PROBLEM DESCRIPTION » Drop the pictures, then extract the listing word for word.

--

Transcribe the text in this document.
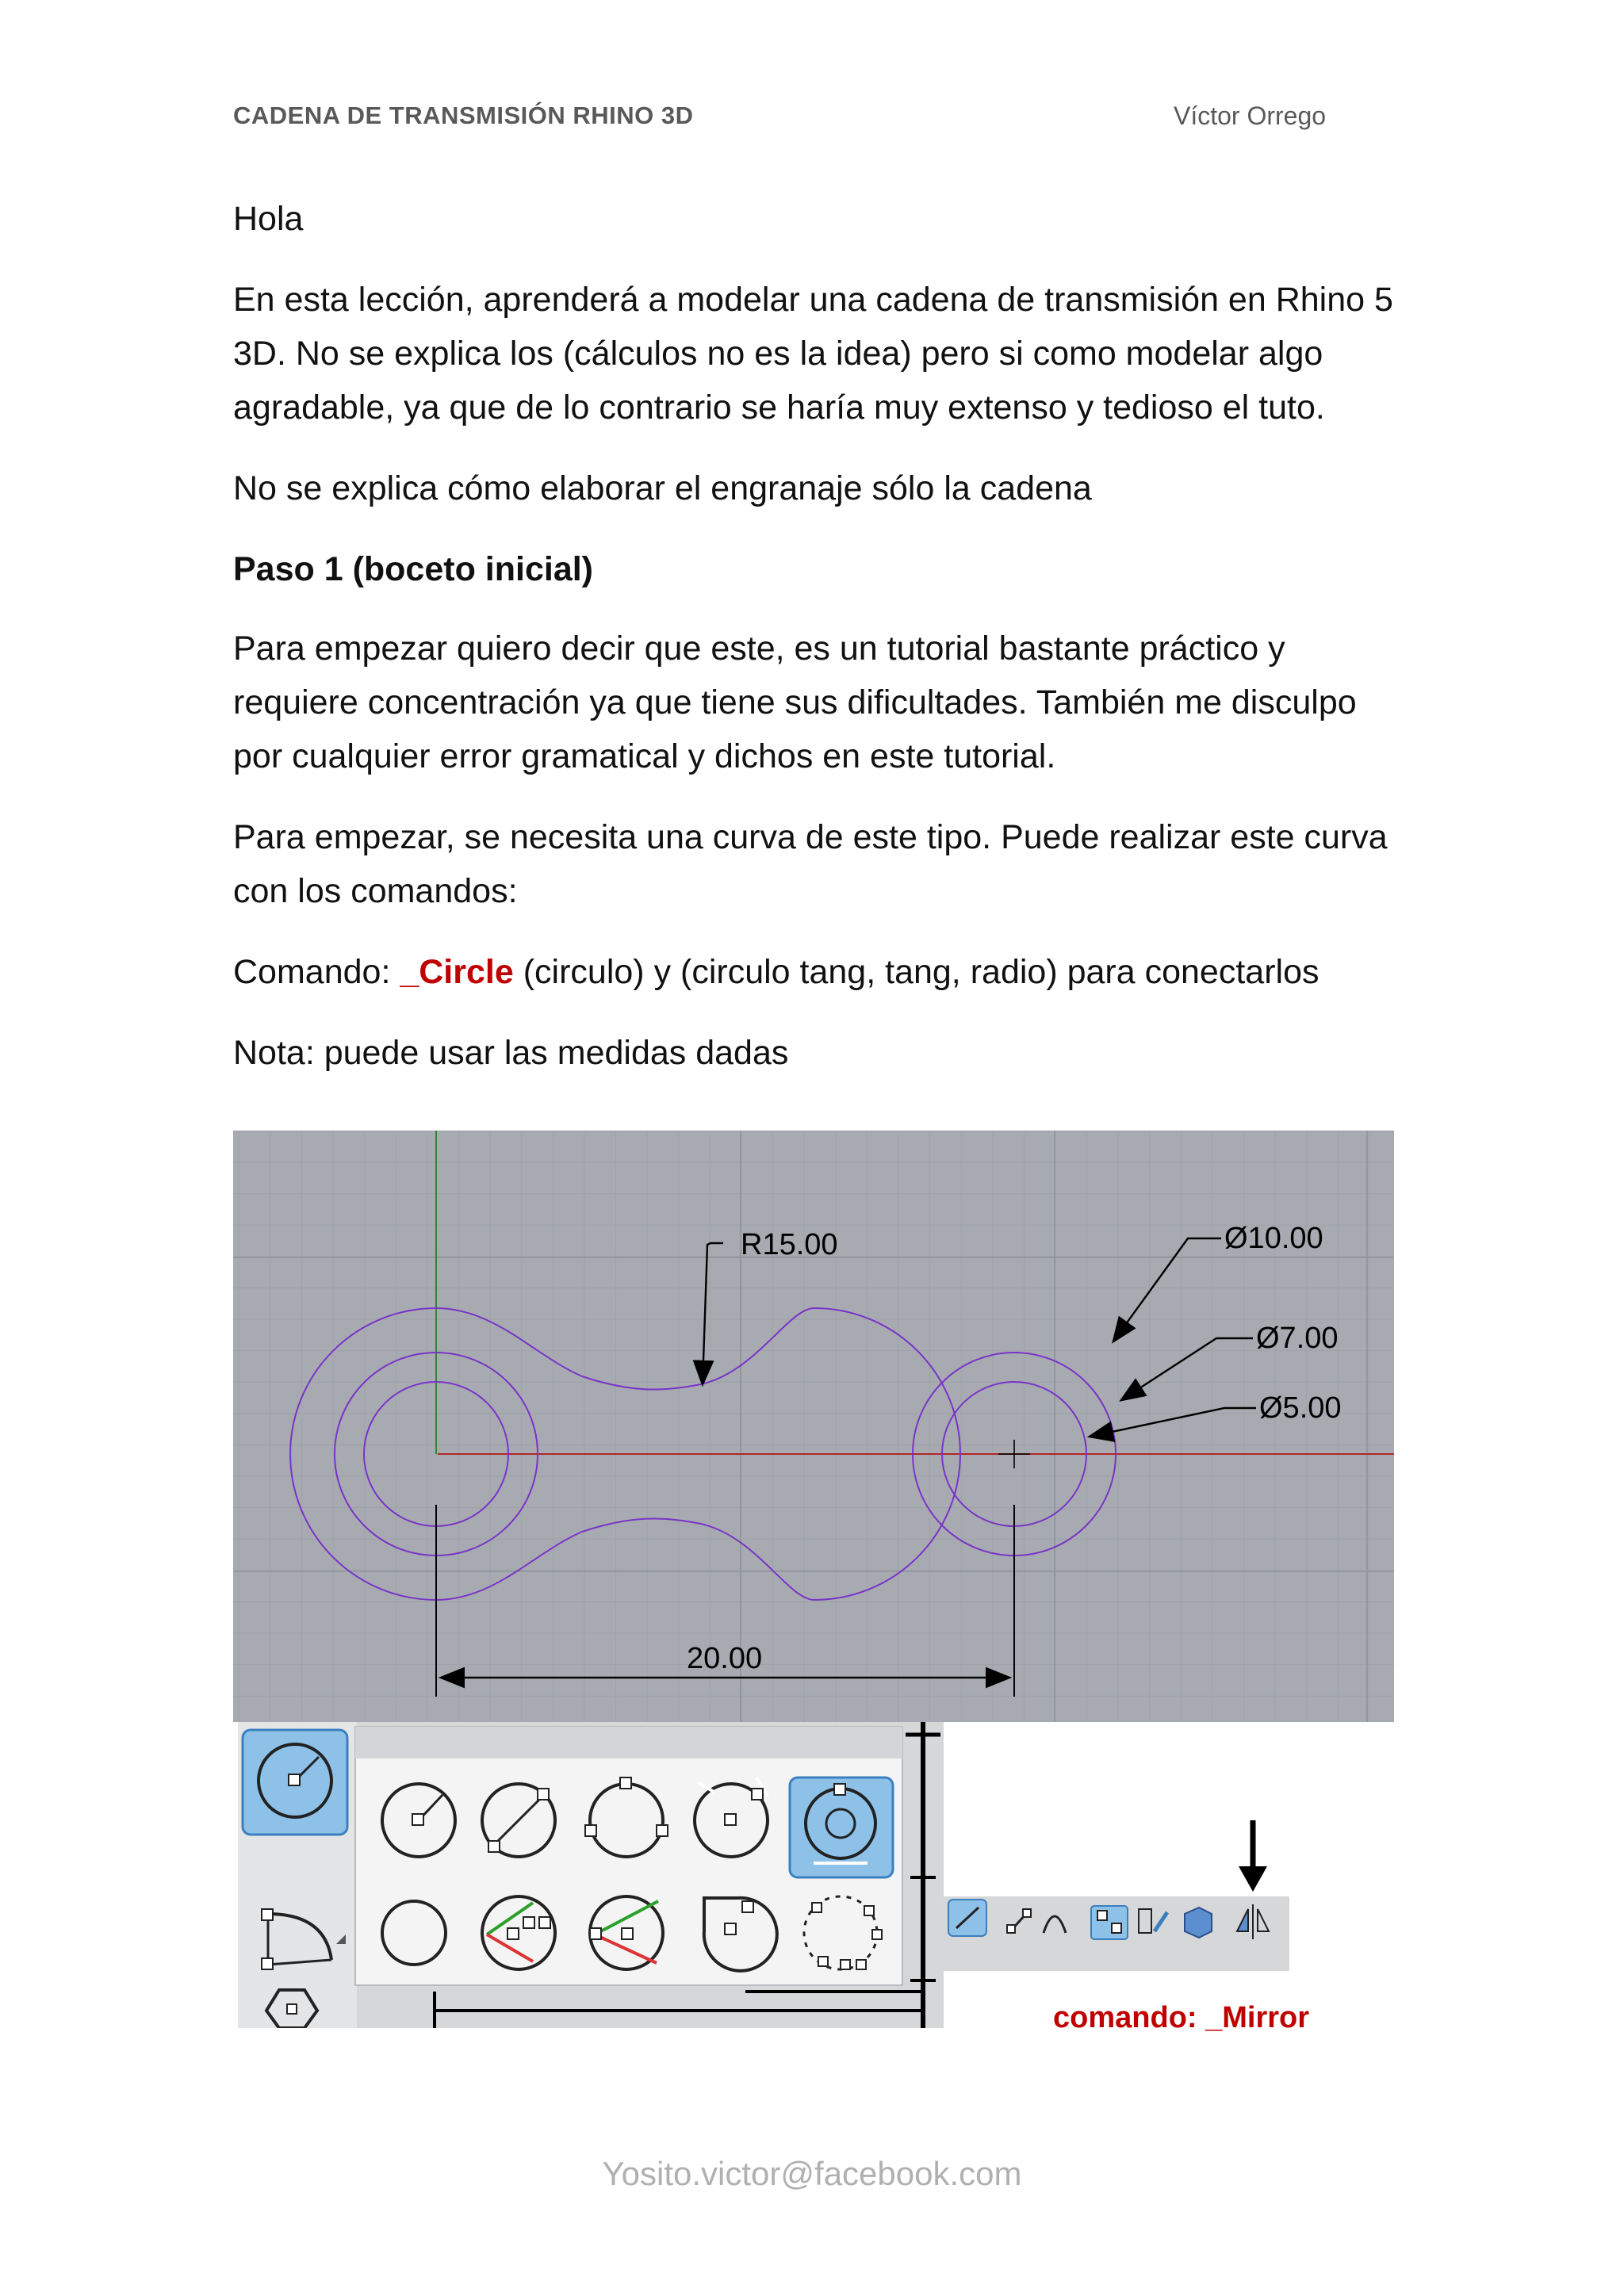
CADENA DE TRANSMISIÓN RHINO 3D	Víctor Orrego

Hola

En esta lección, aprenderá a modelar una cadena de transmisión en Rhino 5
3D. No se explica los (cálculos no es la idea) pero si como modelar algo
agradable, ya que de lo contrario se haría muy extenso y tedioso el tuto.

No se explica cómo elaborar el engranaje sólo la cadena

Paso 1 (boceto inicial)

Para empezar quiero decir que este, es un tutorial bastante práctico y
requiere concentración ya que tiene sus dificultades. También me disculpo
por cualquier error gramatical y dichos en este tutorial.
Para empezar, se necesita una curva de este tipo. Puede realizar este curva
con los comandos:

Comando: _Circle (circulo) y (circulo tang, tang, radio) para conectarlos

Nota: puede usar las medidas dadas

R15.00	Ø10.00
Ø7.00
Ø5.00
20.00
comando: _Mirror
Yosito.victor@facebook.com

--

OUTPUT FOR THIS TASK »
Transcribe the text in this document.
CADENA DE TRANSMISIÓN RHINO 3D	Víctor Orrego

Hola

En esta lección, aprenderá a modelar una cadena de transmisión en Rhino 5
3D. No se explica los (cálculos no es la idea) pero si como modelar algo
agradable, ya que de lo contrario se haría muy extenso y tedioso el tuto.

No se explica cómo elaborar el engranaje sólo la cadena

Paso 1 (boceto inicial)

Para empezar quiero decir que este, es un tutorial bastante práctico y
requiere concentración ya que tiene sus dificultades. También me disculpo
por cualquier error gramatical y dichos en este tutorial.
Para empezar, se necesita una curva de este tipo. Puede realizar este curva
con los comandos:

Comando: _Circle (circulo) y (circulo tang, tang, radio) para conectarlos

Nota: puede usar las medidas dadas

R15.00	Ø10.00
Ø7.00
Ø5.00
20.00
comando: _Mirror
Yosito.victor@facebook.com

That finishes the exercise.